-- ENTRIES PROVIDED start --

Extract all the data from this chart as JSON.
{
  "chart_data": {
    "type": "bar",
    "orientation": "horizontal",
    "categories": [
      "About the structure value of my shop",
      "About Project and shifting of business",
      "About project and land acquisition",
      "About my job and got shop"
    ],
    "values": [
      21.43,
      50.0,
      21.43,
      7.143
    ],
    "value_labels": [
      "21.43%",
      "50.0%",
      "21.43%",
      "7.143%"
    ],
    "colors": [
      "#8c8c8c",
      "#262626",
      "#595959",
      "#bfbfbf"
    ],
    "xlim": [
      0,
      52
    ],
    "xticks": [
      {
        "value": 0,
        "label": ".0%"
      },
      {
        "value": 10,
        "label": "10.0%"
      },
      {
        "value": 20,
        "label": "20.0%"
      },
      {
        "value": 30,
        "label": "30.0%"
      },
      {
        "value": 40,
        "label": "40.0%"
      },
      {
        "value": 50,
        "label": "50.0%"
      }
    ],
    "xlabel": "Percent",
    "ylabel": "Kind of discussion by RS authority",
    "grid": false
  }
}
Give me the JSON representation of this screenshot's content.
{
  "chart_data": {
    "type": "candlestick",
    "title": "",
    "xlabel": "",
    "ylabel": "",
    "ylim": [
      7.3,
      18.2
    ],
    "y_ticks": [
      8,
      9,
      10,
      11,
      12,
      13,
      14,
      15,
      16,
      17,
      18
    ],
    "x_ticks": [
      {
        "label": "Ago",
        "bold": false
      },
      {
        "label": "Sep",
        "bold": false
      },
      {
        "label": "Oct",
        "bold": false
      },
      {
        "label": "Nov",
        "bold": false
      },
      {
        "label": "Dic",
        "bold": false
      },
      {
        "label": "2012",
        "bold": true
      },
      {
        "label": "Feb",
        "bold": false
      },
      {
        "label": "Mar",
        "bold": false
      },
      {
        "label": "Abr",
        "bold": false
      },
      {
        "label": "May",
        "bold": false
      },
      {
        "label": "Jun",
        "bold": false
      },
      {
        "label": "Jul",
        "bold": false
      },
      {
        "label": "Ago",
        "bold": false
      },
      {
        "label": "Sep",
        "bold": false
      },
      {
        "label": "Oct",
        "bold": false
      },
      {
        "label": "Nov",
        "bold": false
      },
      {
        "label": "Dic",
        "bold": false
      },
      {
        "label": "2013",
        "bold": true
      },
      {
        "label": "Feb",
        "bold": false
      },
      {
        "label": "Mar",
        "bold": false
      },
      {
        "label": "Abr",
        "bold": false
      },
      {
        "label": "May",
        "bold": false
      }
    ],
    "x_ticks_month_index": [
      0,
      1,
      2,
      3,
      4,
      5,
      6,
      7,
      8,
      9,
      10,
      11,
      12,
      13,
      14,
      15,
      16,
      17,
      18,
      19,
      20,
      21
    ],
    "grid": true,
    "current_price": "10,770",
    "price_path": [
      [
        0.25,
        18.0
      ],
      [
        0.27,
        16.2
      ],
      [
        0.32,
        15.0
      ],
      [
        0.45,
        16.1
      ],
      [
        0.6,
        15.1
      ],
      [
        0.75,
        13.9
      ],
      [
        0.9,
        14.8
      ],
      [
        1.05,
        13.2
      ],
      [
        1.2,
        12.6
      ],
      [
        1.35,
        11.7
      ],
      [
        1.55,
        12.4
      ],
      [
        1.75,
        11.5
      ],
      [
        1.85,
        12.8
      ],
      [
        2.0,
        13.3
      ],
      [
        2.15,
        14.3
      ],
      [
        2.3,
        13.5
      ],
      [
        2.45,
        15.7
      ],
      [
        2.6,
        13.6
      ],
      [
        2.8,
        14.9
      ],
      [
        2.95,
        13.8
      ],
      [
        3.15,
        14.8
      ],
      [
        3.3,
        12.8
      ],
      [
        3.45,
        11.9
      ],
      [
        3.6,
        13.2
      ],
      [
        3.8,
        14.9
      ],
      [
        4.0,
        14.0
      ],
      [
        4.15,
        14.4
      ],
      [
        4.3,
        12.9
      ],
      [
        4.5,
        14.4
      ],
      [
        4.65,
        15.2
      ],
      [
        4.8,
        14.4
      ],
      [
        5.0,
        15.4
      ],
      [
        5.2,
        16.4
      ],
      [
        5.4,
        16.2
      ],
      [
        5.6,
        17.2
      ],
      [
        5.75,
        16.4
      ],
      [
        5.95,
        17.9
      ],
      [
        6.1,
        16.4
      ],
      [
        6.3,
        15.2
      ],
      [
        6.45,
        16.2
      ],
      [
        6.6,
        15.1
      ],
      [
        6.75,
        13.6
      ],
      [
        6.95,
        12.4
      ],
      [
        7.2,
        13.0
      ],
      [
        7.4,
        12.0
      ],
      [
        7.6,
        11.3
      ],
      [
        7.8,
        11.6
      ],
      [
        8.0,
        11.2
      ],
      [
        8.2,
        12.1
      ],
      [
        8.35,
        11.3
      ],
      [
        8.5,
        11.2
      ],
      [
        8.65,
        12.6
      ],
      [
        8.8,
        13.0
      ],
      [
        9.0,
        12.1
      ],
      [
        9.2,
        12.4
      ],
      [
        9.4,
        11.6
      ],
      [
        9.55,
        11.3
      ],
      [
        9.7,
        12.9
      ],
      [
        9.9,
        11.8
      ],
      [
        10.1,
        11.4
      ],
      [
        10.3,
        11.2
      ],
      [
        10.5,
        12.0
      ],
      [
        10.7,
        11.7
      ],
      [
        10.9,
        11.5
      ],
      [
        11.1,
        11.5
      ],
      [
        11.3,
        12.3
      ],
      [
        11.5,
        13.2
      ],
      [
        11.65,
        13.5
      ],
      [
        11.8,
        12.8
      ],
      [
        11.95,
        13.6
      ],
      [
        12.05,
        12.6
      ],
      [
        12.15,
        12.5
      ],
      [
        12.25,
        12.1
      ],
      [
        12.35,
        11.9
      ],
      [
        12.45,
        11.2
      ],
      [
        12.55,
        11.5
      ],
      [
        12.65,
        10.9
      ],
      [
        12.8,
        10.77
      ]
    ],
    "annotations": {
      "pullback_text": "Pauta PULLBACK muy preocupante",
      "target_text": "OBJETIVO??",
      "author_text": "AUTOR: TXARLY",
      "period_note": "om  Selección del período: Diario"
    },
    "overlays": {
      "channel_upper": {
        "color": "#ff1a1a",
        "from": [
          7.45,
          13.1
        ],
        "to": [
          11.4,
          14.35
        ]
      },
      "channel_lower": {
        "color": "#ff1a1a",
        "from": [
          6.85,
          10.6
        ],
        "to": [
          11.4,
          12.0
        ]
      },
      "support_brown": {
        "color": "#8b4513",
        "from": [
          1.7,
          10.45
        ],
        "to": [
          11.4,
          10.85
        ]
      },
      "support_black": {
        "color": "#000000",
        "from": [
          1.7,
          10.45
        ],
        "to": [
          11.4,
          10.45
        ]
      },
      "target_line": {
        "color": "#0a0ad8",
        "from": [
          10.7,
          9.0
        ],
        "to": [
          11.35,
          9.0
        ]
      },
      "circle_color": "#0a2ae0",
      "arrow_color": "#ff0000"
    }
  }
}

-- ENTRIES PROVIDED end --

[WRITTEN PROBLEM]: In this exercise, repeat all entries exactly.

[EXPECTED ANSWER]:
Extract all the data from this chart as JSON.
{
  "chart_data": {
    "type": "bar",
    "orientation": "horizontal",
    "categories": [
      "About the structure value of my shop",
      "About Project and shifting of business",
      "About project and land acquisition",
      "About my job and got shop"
    ],
    "values": [
      21.43,
      50.0,
      21.43,
      7.143
    ],
    "value_labels": [
      "21.43%",
      "50.0%",
      "21.43%",
      "7.143%"
    ],
    "colors": [
      "#8c8c8c",
      "#262626",
      "#595959",
      "#bfbfbf"
    ],
    "xlim": [
      0,
      52
    ],
    "xticks": [
      {
        "value": 0,
        "label": ".0%"
      },
      {
        "value": 10,
        "label": "10.0%"
      },
      {
        "value": 20,
        "label": "20.0%"
      },
      {
        "value": 30,
        "label": "30.0%"
      },
      {
        "value": 40,
        "label": "40.0%"
      },
      {
        "value": 50,
        "label": "50.0%"
      }
    ],
    "xlabel": "Percent",
    "ylabel": "Kind of discussion by RS authority",
    "grid": false
  }
}
Give me the JSON representation of this screenshot's content.
{
  "chart_data": {
    "type": "candlestick",
    "title": "",
    "xlabel": "",
    "ylabel": "",
    "ylim": [
      7.3,
      18.2
    ],
    "y_ticks": [
      8,
      9,
      10,
      11,
      12,
      13,
      14,
      15,
      16,
      17,
      18
    ],
    "x_ticks": [
      {
        "label": "Ago",
        "bold": false
      },
      {
        "label": "Sep",
        "bold": false
      },
      {
        "label": "Oct",
        "bold": false
      },
      {
        "label": "Nov",
        "bold": false
      },
      {
        "label": "Dic",
        "bold": false
      },
      {
        "label": "2012",
        "bold": true
      },
      {
        "label": "Feb",
        "bold": false
      },
      {
        "label": "Mar",
        "bold": false
      },
      {
        "label": "Abr",
        "bold": false
      },
      {
        "label": "May",
        "bold": false
      },
      {
        "label": "Jun",
        "bold": false
      },
      {
        "label": "Jul",
        "bold": false
      },
      {
        "label": "Ago",
        "bold": false
      },
      {
        "label": "Sep",
        "bold": false
      },
      {
        "label": "Oct",
        "bold": false
      },
      {
        "label": "Nov",
        "bold": false
      },
      {
        "label": "Dic",
        "bold": false
      },
      {
        "label": "2013",
        "bold": true
      },
      {
        "label": "Feb",
        "bold": false
      },
      {
        "label": "Mar",
        "bold": false
      },
      {
        "label": "Abr",
        "bold": false
      },
      {
        "label": "May",
        "bold": false
      }
    ],
    "x_ticks_month_index": [
      0,
      1,
      2,
      3,
      4,
      5,
      6,
      7,
      8,
      9,
      10,
      11,
      12,
      13,
      14,
      15,
      16,
      17,
      18,
      19,
      20,
      21
    ],
    "grid": true,
    "current_price": "10,770",
    "price_path": [
      [
        0.25,
        18.0
      ],
      [
        0.27,
        16.2
      ],
      [
        0.32,
        15.0
      ],
      [
        0.45,
        16.1
      ],
      [
        0.6,
        15.1
      ],
      [
        0.75,
        13.9
      ],
      [
        0.9,
        14.8
      ],
      [
        1.05,
        13.2
      ],
      [
        1.2,
        12.6
      ],
      [
        1.35,
        11.7
      ],
      [
        1.55,
        12.4
      ],
      [
        1.75,
        11.5
      ],
      [
        1.85,
        12.8
      ],
      [
        2.0,
        13.3
      ],
      [
        2.15,
        14.3
      ],
      [
        2.3,
        13.5
      ],
      [
        2.45,
        15.7
      ],
      [
        2.6,
        13.6
      ],
      [
        2.8,
        14.9
      ],
      [
        2.95,
        13.8
      ],
      [
        3.15,
        14.8
      ],
      [
        3.3,
        12.8
      ],
      [
        3.45,
        11.9
      ],
      [
        3.6,
        13.2
      ],
      [
        3.8,
        14.9
      ],
      [
        4.0,
        14.0
      ],
      [
        4.15,
        14.4
      ],
      [
        4.3,
        12.9
      ],
      [
        4.5,
        14.4
      ],
      [
        4.65,
        15.2
      ],
      [
        4.8,
        14.4
      ],
      [
        5.0,
        15.4
      ],
      [
        5.2,
        16.4
      ],
      [
        5.4,
        16.2
      ],
      [
        5.6,
        17.2
      ],
      [
        5.75,
        16.4
      ],
      [
        5.95,
        17.9
      ],
      [
        6.1,
        16.4
      ],
      [
        6.3,
        15.2
      ],
      [
        6.45,
        16.2
      ],
      [
        6.6,
        15.1
      ],
      [
        6.75,
        13.6
      ],
      [
        6.95,
        12.4
      ],
      [
        7.2,
        13.0
      ],
      [
        7.4,
        12.0
      ],
      [
        7.6,
        11.3
      ],
      [
        7.8,
        11.6
      ],
      [
        8.0,
        11.2
      ],
      [
        8.2,
        12.1
      ],
      [
        8.35,
        11.3
      ],
      [
        8.5,
        11.2
      ],
      [
        8.65,
        12.6
      ],
      [
        8.8,
        13.0
      ],
      [
        9.0,
        12.1
      ],
      [
        9.2,
        12.4
      ],
      [
        9.4,
        11.6
      ],
      [
        9.55,
        11.3
      ],
      [
        9.7,
        12.9
      ],
      [
        9.9,
        11.8
      ],
      [
        10.1,
        11.4
      ],
      [
        10.3,
        11.2
      ],
      [
        10.5,
        12.0
      ],
      [
        10.7,
        11.7
      ],
      [
        10.9,
        11.5
      ],
      [
        11.1,
        11.5
      ],
      [
        11.3,
        12.3
      ],
      [
        11.5,
        13.2
      ],
      [
        11.65,
        13.5
      ],
      [
        11.8,
        12.8
      ],
      [
        11.95,
        13.6
      ],
      [
        12.05,
        12.6
      ],
      [
        12.15,
        12.5
      ],
      [
        12.25,
        12.1
      ],
      [
        12.35,
        11.9
      ],
      [
        12.45,
        11.2
      ],
      [
        12.55,
        11.5
      ],
      [
        12.65,
        10.9
      ],
      [
        12.8,
        10.77
      ]
    ],
    "annotations": {
      "pullback_text": "Pauta PULLBACK muy preocupante",
      "target_text": "OBJETIVO??",
      "author_text": "AUTOR: TXARLY",
      "period_note": "om  Selección del período: Diario"
    },
    "overlays": {
      "channel_upper": {
        "color": "#ff1a1a",
        "from": [
          7.45,
          13.1
        ],
        "to": [
          11.4,
          14.35
        ]
      },
      "channel_lower": {
        "color": "#ff1a1a",
        "from": [
          6.85,
          10.6
        ],
        "to": [
          11.4,
          12.0
        ]
      },
      "support_brown": {
        "color": "#8b4513",
        "from": [
          1.7,
          10.45
        ],
        "to": [
          11.4,
          10.85
        ]
      },
      "support_black": {
        "color": "#000000",
        "from": [
          1.7,
          10.45
        ],
        "to": [
          11.4,
          10.45
        ]
      },
      "target_line": {
        "color": "#0a0ad8",
        "from": [
          10.7,
          9.0
        ],
        "to": [
          11.35,
          9.0
        ]
      },
      "circle_color": "#0a2ae0",
      "arrow_color": "#ff0000"
    }
  }
}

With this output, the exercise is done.